- [What is required] Return each line that holds the word "this".

****************

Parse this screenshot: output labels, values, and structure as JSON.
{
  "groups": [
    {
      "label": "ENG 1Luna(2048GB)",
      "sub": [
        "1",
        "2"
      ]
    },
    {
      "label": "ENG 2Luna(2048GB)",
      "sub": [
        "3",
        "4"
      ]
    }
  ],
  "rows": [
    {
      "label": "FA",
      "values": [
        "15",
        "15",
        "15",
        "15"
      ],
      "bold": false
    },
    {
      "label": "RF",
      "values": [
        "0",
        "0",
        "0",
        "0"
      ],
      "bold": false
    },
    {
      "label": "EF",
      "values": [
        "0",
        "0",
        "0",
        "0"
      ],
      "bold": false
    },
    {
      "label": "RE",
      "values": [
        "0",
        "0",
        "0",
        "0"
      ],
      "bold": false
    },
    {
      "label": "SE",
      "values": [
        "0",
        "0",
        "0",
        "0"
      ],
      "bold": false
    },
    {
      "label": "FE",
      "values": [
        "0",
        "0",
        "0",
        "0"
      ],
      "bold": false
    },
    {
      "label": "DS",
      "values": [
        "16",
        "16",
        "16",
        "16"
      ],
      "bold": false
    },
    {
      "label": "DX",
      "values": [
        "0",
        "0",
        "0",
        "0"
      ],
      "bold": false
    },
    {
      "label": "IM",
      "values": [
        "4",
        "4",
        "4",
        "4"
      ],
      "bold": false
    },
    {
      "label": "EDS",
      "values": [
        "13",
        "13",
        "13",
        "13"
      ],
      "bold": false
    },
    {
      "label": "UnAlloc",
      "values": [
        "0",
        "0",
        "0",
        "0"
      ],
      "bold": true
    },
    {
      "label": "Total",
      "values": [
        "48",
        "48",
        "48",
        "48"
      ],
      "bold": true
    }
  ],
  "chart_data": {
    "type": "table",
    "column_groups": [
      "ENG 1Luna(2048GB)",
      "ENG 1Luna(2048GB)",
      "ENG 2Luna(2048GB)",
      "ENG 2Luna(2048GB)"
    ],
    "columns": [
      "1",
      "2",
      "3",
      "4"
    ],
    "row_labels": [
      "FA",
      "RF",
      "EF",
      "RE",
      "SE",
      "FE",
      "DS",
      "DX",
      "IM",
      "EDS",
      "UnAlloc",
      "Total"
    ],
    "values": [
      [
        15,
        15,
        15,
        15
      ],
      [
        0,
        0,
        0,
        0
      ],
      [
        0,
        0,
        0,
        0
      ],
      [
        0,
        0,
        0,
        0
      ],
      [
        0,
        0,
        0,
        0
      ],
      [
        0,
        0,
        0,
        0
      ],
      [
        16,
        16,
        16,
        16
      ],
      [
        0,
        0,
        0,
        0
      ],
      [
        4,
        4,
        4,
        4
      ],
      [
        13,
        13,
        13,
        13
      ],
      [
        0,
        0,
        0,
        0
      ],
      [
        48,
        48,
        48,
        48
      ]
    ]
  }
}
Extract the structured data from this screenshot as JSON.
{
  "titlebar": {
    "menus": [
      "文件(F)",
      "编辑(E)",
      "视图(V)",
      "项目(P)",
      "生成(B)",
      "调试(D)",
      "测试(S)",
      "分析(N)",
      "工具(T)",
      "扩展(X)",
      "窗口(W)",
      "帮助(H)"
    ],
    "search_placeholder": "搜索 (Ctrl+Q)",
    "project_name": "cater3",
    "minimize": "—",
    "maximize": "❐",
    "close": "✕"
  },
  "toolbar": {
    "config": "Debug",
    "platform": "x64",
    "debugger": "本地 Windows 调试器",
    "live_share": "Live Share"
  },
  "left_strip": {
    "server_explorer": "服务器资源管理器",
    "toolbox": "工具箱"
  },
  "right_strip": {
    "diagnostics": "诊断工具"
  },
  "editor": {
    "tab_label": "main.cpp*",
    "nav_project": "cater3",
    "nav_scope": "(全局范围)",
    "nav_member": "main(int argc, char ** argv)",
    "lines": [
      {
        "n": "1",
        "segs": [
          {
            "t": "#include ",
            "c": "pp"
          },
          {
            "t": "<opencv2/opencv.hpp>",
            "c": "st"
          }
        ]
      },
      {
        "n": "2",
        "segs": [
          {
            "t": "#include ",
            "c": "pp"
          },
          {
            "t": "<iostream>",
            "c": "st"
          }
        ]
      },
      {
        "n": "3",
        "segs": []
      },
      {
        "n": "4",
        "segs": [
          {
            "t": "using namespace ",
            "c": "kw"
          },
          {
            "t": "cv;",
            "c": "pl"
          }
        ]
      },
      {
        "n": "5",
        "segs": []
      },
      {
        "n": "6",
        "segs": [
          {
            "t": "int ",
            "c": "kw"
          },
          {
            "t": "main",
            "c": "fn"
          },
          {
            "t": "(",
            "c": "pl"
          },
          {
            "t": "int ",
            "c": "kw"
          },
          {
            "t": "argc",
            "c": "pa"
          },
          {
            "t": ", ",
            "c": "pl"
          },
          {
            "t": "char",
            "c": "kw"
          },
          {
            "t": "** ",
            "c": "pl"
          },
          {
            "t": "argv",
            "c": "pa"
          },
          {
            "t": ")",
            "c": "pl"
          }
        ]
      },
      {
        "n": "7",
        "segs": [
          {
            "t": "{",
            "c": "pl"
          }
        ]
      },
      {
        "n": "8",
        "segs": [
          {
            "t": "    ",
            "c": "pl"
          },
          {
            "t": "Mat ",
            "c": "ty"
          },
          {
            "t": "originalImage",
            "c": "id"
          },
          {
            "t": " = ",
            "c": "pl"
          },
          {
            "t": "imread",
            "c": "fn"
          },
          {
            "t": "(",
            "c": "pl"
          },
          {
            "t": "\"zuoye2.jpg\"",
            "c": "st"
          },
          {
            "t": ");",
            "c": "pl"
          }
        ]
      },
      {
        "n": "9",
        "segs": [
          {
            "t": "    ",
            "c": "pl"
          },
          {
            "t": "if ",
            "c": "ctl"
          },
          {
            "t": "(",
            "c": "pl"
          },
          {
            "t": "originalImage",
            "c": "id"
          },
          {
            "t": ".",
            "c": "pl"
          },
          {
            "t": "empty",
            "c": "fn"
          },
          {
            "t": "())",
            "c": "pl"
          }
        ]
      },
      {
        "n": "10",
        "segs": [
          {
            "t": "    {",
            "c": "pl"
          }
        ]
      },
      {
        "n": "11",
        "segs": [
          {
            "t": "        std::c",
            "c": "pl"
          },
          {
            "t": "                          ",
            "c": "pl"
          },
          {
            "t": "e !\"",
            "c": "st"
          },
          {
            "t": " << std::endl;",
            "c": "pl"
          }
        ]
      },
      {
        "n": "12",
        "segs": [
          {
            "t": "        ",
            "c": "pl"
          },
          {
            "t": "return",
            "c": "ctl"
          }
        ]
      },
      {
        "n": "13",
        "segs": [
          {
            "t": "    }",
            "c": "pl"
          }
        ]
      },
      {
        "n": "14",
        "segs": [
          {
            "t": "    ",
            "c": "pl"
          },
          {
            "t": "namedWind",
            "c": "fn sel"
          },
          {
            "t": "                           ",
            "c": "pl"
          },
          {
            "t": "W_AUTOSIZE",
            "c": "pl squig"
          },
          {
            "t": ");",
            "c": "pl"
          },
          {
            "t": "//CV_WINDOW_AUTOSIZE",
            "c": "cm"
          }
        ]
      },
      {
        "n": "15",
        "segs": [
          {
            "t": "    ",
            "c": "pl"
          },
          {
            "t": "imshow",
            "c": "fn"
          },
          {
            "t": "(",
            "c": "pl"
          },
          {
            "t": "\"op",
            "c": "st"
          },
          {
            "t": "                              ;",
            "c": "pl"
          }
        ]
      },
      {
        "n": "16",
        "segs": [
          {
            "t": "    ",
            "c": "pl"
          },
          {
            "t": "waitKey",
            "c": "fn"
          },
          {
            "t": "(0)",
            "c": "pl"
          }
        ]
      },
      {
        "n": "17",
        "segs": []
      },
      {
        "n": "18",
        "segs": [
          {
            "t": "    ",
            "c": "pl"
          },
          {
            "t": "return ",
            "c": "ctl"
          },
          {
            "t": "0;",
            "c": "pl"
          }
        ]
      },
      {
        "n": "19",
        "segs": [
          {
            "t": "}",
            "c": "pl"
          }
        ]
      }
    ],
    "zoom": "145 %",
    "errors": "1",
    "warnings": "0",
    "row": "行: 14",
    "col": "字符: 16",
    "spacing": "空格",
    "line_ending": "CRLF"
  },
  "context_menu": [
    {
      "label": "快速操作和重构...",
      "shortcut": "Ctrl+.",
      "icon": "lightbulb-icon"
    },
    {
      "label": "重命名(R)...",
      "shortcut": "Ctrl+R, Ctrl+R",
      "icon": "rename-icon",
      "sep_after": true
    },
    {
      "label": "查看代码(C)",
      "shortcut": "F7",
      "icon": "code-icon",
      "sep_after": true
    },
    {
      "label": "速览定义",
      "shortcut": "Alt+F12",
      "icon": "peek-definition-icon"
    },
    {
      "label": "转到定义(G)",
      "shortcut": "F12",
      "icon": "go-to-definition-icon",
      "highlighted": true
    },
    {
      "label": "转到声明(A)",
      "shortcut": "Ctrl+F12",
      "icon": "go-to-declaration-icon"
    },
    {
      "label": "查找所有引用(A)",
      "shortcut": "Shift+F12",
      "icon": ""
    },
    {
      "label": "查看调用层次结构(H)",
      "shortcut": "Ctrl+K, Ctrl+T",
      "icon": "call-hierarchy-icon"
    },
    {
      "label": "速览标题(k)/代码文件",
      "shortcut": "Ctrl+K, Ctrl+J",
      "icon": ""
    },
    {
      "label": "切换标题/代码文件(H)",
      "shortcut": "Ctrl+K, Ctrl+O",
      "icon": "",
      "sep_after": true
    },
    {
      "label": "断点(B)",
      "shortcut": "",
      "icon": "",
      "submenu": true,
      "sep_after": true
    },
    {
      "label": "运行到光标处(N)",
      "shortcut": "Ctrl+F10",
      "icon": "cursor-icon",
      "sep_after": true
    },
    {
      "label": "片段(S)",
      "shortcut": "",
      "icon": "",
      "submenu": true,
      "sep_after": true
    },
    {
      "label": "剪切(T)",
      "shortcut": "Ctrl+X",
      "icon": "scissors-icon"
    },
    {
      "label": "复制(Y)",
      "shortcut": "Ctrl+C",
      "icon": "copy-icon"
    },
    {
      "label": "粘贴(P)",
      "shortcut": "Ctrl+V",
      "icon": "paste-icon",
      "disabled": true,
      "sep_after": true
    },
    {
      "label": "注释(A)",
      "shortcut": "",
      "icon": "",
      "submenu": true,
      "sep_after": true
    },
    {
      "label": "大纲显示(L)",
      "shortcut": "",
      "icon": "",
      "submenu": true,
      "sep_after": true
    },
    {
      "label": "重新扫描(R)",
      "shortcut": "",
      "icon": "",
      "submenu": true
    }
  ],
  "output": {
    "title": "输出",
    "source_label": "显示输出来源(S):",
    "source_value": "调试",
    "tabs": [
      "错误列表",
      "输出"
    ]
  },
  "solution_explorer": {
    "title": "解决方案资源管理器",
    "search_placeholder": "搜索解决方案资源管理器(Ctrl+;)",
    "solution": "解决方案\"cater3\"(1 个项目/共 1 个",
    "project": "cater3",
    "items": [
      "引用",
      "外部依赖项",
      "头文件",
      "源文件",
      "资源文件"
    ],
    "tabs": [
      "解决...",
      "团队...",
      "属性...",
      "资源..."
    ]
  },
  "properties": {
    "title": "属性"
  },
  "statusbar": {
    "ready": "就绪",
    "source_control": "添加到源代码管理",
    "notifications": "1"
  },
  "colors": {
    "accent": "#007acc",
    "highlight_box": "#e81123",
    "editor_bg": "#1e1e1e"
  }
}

****************

- [The reply]
Parse this screenshot: output labels, values, and structure as JSON.
Extract the structured data from this screenshot as JSON.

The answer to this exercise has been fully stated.